◆ **PROVIDED MATERIAL**

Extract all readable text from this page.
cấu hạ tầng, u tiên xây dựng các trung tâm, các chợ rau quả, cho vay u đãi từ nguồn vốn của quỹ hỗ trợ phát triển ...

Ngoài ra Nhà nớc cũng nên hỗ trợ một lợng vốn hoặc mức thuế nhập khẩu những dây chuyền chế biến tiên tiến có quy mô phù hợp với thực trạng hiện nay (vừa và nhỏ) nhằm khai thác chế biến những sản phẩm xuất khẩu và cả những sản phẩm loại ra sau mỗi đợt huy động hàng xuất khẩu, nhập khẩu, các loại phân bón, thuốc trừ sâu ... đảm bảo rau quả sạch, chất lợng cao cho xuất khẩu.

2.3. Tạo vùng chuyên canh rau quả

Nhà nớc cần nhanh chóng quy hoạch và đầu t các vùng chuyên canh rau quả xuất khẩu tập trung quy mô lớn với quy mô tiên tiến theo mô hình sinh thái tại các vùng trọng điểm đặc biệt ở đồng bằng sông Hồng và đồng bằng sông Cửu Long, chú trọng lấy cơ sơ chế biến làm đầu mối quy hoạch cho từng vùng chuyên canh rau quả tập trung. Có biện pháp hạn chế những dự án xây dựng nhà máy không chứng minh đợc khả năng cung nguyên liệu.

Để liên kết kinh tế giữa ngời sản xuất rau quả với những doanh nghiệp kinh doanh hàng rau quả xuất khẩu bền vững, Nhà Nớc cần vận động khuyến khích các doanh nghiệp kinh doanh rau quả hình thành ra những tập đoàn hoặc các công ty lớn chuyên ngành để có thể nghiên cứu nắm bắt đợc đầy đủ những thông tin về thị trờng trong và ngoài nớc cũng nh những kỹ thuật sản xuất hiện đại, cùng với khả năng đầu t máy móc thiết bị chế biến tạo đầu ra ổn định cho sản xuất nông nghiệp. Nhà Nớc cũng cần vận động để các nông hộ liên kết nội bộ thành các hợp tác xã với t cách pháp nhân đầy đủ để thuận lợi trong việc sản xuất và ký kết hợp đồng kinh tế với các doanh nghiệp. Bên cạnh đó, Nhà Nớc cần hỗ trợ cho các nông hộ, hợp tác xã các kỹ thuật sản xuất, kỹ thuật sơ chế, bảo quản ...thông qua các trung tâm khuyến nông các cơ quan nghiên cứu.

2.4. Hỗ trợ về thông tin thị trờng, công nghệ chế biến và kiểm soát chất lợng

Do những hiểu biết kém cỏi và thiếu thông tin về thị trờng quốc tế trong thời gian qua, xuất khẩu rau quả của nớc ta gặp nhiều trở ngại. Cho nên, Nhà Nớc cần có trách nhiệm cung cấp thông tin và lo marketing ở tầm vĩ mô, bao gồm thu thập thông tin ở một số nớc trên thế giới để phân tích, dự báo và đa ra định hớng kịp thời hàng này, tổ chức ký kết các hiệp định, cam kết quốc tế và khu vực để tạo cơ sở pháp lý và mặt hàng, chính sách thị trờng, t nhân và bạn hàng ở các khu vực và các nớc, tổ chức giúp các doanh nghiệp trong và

◆ **EXERCISE**
Extract the complete listing verbatim.

◆ **FULL OUTPUT**
Extract all readable text from this page.
cấu hạ tầng, u tiên xây dựng các trung tâm, các chợ rau quả, cho vay u đãi từ nguồn vốn của quỹ hỗ trợ phát triển ...

Ngoài ra Nhà nớc cũng nên hỗ trợ một lợng vốn hoặc mức thuế nhập khẩu những dây chuyền chế biến tiên tiến có quy mô phù hợp với thực trạng hiện nay (vừa và nhỏ) nhằm khai thác chế biến những sản phẩm xuất khẩu và cả những sản phẩm loại ra sau mỗi đợt huy động hàng xuất khẩu, nhập khẩu, các loại phân bón, thuốc trừ sâu ... đảm bảo rau quả sạch, chất lợng cao cho xuất khẩu.

2.3. Tạo vùng chuyên canh rau quả

Nhà nớc cần nhanh chóng quy hoạch và đầu t các vùng chuyên canh rau quả xuất khẩu tập trung quy mô lớn với quy mô tiên tiến theo mô hình sinh thái tại các vùng trọng điểm đặc biệt ở đồng bằng sông Hồng và đồng bằng sông Cửu Long, chú trọng lấy cơ sơ chế biến làm đầu mối quy hoạch cho từng vùng chuyên canh rau quả tập trung. Có biện pháp hạn chế những dự án xây dựng nhà máy không chứng minh đợc khả năng cung nguyên liệu.

Để liên kết kinh tế giữa ngời sản xuất rau quả với những doanh nghiệp kinh doanh hàng rau quả xuất khẩu bền vững, Nhà Nớc cần vận động khuyến khích các doanh nghiệp kinh doanh rau quả hình thành ra những tập đoàn hoặc các công ty lớn chuyên ngành để có thể nghiên cứu nắm bắt đợc đầy đủ những thông tin về thị trờng trong và ngoài nớc cũng nh những kỹ thuật sản xuất hiện đại, cùng với khả năng đầu t máy móc thiết bị chế biến tạo đầu ra ổn định cho sản xuất nông nghiệp. Nhà Nớc cũng cần vận động để các nông hộ liên kết nội bộ thành các hợp tác xã với t cách pháp nhân đầy đủ để thuận lợi trong việc sản xuất và ký kết hợp đồng kinh tế với các doanh nghiệp. Bên cạnh đó, Nhà Nớc cần hỗ trợ cho các nông hộ, hợp tác xã các kỹ thuật sản xuất, kỹ thuật sơ chế, bảo quản ...thông qua các trung tâm khuyến nông các cơ quan nghiên cứu.

2.4. Hỗ trợ về thông tin thị trờng, công nghệ chế biến và kiểm soát chất lợng

Do những hiểu biết kém cỏi và thiếu thông tin về thị trờng quốc tế trong thời gian qua, xuất khẩu rau quả của nớc ta gặp nhiều trở ngại. Cho nên, Nhà Nớc cần có trách nhiệm cung cấp thông tin và lo marketing ở tầm vĩ mô, bao gồm thu thập thông tin ở một số nớc trên thế giới để phân tích, dự báo và đa ra định hớng kịp thời hàng này, tổ chức ký kết các hiệp định, cam kết quốc tế và khu vực để tạo cơ sở pháp lý và mặt hàng, chính sách thị trờng, t nhân và bạn hàng ở các khu vực và các nớc, tổ chức giúp các doanh nghiệp trong và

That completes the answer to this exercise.